### Record list
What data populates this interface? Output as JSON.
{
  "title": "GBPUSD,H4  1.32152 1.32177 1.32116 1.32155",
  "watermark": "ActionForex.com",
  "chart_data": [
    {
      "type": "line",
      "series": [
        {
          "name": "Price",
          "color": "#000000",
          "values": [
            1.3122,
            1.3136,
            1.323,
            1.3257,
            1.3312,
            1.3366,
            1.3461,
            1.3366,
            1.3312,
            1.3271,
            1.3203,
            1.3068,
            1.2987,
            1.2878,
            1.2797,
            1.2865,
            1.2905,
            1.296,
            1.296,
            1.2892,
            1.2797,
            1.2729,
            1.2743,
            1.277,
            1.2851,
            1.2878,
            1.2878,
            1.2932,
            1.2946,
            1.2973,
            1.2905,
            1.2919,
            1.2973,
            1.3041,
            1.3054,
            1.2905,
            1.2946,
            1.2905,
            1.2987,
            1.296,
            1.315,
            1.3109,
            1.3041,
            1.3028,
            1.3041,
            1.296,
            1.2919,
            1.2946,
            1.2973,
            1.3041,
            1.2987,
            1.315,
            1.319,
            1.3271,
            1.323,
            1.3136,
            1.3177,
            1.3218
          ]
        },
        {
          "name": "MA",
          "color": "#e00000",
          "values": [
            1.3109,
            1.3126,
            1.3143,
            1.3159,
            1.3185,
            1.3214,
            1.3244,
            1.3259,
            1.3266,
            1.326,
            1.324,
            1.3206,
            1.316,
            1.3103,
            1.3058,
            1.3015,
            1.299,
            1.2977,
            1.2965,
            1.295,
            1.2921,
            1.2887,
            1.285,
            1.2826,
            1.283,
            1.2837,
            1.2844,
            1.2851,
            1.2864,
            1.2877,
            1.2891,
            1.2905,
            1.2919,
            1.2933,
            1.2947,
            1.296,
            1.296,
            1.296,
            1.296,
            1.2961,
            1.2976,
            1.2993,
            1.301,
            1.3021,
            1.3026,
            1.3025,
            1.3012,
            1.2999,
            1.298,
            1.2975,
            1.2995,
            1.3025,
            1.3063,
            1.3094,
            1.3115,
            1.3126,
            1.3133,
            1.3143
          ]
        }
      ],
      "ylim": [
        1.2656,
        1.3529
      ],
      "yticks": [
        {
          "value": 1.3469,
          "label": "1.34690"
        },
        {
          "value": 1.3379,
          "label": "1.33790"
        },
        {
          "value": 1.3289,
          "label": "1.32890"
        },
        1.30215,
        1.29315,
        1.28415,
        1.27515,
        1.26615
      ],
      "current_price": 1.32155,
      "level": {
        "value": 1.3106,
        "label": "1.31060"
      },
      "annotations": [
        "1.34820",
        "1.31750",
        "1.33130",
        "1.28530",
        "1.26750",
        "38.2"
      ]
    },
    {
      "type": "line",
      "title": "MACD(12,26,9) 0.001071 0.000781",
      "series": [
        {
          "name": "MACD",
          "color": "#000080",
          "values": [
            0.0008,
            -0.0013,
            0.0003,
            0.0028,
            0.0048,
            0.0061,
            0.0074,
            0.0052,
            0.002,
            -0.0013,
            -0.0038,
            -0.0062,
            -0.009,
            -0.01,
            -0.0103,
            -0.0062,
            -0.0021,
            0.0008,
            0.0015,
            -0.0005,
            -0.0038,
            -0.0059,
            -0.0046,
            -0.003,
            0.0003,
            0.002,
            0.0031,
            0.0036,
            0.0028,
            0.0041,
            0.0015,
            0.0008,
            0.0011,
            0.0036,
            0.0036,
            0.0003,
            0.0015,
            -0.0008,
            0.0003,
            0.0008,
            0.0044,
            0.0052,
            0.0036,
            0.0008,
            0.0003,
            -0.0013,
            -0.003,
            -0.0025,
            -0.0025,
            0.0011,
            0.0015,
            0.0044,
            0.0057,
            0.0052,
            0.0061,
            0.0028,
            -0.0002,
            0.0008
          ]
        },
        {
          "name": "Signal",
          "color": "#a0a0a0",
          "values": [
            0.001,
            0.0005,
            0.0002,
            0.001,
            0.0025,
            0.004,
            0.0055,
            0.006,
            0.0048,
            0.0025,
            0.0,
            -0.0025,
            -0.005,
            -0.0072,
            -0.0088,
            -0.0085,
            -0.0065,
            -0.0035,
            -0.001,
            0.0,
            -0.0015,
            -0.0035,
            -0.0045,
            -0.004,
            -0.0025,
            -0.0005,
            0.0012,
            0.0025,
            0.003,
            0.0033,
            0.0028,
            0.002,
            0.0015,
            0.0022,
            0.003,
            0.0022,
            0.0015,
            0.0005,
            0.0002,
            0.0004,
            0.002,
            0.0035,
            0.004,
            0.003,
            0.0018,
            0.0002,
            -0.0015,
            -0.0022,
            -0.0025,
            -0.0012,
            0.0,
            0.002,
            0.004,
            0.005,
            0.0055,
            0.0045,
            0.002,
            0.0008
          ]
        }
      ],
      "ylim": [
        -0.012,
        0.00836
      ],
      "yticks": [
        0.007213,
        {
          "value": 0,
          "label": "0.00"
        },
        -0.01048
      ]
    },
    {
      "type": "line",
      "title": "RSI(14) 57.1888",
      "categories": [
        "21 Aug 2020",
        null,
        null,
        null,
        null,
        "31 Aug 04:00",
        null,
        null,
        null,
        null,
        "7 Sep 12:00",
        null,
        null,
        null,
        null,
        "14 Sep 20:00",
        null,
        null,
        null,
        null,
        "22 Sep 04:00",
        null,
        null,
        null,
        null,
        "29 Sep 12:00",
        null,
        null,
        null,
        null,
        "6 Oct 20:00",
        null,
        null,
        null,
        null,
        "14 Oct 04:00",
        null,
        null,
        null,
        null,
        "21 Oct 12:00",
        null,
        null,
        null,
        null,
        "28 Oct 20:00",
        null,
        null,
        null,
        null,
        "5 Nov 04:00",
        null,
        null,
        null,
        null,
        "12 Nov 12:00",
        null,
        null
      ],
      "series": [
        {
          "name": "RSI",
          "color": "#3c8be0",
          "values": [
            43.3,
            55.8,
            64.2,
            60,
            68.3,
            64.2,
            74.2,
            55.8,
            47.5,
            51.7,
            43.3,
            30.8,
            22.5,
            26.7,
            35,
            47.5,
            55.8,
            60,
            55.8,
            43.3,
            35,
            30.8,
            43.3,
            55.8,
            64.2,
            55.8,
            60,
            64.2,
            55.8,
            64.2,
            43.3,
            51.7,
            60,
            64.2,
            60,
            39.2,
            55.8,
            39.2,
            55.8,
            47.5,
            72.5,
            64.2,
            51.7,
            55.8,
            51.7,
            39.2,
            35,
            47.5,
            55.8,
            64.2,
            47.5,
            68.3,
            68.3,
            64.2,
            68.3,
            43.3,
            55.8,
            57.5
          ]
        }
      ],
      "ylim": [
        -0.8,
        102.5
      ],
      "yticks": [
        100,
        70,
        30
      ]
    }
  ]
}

### Exercise objective
Using the listing above, say how many of its lines contain the string "color", giving nothing but the figure.

### Result of this exercise
5